What to produce ▸ Here are some entries; quote each one exactly.

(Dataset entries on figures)
◆ ◆ ◆ ◆ ◆

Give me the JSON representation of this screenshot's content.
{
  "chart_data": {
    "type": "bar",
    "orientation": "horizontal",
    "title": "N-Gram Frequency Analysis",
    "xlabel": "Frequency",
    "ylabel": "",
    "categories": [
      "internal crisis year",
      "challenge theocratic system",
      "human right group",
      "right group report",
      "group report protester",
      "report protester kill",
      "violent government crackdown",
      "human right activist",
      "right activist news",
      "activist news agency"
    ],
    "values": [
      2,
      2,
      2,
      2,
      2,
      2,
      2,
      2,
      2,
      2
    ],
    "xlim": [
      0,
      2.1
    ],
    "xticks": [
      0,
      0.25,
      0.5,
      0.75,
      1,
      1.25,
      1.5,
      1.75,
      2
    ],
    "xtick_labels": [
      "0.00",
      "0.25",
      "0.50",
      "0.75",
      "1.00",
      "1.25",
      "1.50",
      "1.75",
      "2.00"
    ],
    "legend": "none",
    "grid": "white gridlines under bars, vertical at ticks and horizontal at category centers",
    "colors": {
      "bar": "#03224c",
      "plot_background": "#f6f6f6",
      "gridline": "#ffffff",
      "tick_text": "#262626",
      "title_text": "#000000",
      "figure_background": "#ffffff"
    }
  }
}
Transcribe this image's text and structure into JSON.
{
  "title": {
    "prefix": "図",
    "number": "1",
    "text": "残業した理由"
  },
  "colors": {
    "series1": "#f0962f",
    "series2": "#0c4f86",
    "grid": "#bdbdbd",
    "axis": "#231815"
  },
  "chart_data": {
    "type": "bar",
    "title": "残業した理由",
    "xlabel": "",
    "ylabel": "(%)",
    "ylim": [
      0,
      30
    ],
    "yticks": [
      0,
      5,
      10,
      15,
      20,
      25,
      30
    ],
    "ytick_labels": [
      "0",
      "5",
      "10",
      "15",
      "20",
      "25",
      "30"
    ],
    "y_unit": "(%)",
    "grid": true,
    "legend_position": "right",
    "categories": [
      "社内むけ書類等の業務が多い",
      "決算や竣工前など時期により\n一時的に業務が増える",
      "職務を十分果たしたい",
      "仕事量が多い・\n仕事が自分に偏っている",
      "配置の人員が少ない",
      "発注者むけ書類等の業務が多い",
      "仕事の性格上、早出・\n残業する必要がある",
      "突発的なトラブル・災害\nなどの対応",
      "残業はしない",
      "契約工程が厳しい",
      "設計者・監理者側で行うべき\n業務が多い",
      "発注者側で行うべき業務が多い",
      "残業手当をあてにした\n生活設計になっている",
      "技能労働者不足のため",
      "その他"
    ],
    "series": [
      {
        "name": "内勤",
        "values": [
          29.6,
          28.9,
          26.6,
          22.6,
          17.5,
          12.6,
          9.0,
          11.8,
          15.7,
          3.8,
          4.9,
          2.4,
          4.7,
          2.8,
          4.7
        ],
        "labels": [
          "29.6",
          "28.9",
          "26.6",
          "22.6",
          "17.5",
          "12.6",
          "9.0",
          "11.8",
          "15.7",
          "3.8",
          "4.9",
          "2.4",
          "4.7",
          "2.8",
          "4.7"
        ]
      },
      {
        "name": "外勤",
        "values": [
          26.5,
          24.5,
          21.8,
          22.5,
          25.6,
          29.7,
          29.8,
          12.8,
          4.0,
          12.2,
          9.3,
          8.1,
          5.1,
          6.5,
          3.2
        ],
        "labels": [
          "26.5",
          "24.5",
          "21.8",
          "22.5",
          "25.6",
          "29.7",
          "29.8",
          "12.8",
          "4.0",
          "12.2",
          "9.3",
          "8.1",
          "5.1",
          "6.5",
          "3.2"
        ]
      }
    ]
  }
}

◆ ◆ ◆ ◆ ◆

Solution for this task ▸
Give me the JSON representation of this screenshot's content.
{
  "chart_data": {
    "type": "bar",
    "orientation": "horizontal",
    "title": "N-Gram Frequency Analysis",
    "xlabel": "Frequency",
    "ylabel": "",
    "categories": [
      "internal crisis year",
      "challenge theocratic system",
      "human right group",
      "right group report",
      "group report protester",
      "report protester kill",
      "violent government crackdown",
      "human right activist",
      "right activist news",
      "activist news agency"
    ],
    "values": [
      2,
      2,
      2,
      2,
      2,
      2,
      2,
      2,
      2,
      2
    ],
    "xlim": [
      0,
      2.1
    ],
    "xticks": [
      0,
      0.25,
      0.5,
      0.75,
      1,
      1.25,
      1.5,
      1.75,
      2
    ],
    "xtick_labels": [
      "0.00",
      "0.25",
      "0.50",
      "0.75",
      "1.00",
      "1.25",
      "1.50",
      "1.75",
      "2.00"
    ],
    "legend": "none",
    "grid": "white gridlines under bars, vertical at ticks and horizontal at category centers",
    "colors": {
      "bar": "#03224c",
      "plot_background": "#f6f6f6",
      "gridline": "#ffffff",
      "tick_text": "#262626",
      "title_text": "#000000",
      "figure_background": "#ffffff"
    }
  }
}
Transcribe this image's text and structure into JSON.
{
  "title": {
    "prefix": "図",
    "number": "1",
    "text": "残業した理由"
  },
  "colors": {
    "series1": "#f0962f",
    "series2": "#0c4f86",
    "grid": "#bdbdbd",
    "axis": "#231815"
  },
  "chart_data": {
    "type": "bar",
    "title": "残業した理由",
    "xlabel": "",
    "ylabel": "(%)",
    "ylim": [
      0,
      30
    ],
    "yticks": [
      0,
      5,
      10,
      15,
      20,
      25,
      30
    ],
    "ytick_labels": [
      "0",
      "5",
      "10",
      "15",
      "20",
      "25",
      "30"
    ],
    "y_unit": "(%)",
    "grid": true,
    "legend_position": "right",
    "categories": [
      "社内むけ書類等の業務が多い",
      "決算や竣工前など時期により\n一時的に業務が増える",
      "職務を十分果たしたい",
      "仕事量が多い・\n仕事が自分に偏っている",
      "配置の人員が少ない",
      "発注者むけ書類等の業務が多い",
      "仕事の性格上、早出・\n残業する必要がある",
      "突発的なトラブル・災害\nなどの対応",
      "残業はしない",
      "契約工程が厳しい",
      "設計者・監理者側で行うべき\n業務が多い",
      "発注者側で行うべき業務が多い",
      "残業手当をあてにした\n生活設計になっている",
      "技能労働者不足のため",
      "その他"
    ],
    "series": [
      {
        "name": "内勤",
        "values": [
          29.6,
          28.9,
          26.6,
          22.6,
          17.5,
          12.6,
          9.0,
          11.8,
          15.7,
          3.8,
          4.9,
          2.4,
          4.7,
          2.8,
          4.7
        ],
        "labels": [
          "29.6",
          "28.9",
          "26.6",
          "22.6",
          "17.5",
          "12.6",
          "9.0",
          "11.8",
          "15.7",
          "3.8",
          "4.9",
          "2.4",
          "4.7",
          "2.8",
          "4.7"
        ]
      },
      {
        "name": "外勤",
        "values": [
          26.5,
          24.5,
          21.8,
          22.5,
          25.6,
          29.7,
          29.8,
          12.8,
          4.0,
          12.2,
          9.3,
          8.1,
          5.1,
          6.5,
          3.2
        ],
        "labels": [
          "26.5",
          "24.5",
          "21.8",
          "22.5",
          "25.6",
          "29.7",
          "29.8",
          "12.8",
          "4.0",
          "12.2",
          "9.3",
          "8.1",
          "5.1",
          "6.5",
          "3.2"
        ]
      }
    ]
  }
}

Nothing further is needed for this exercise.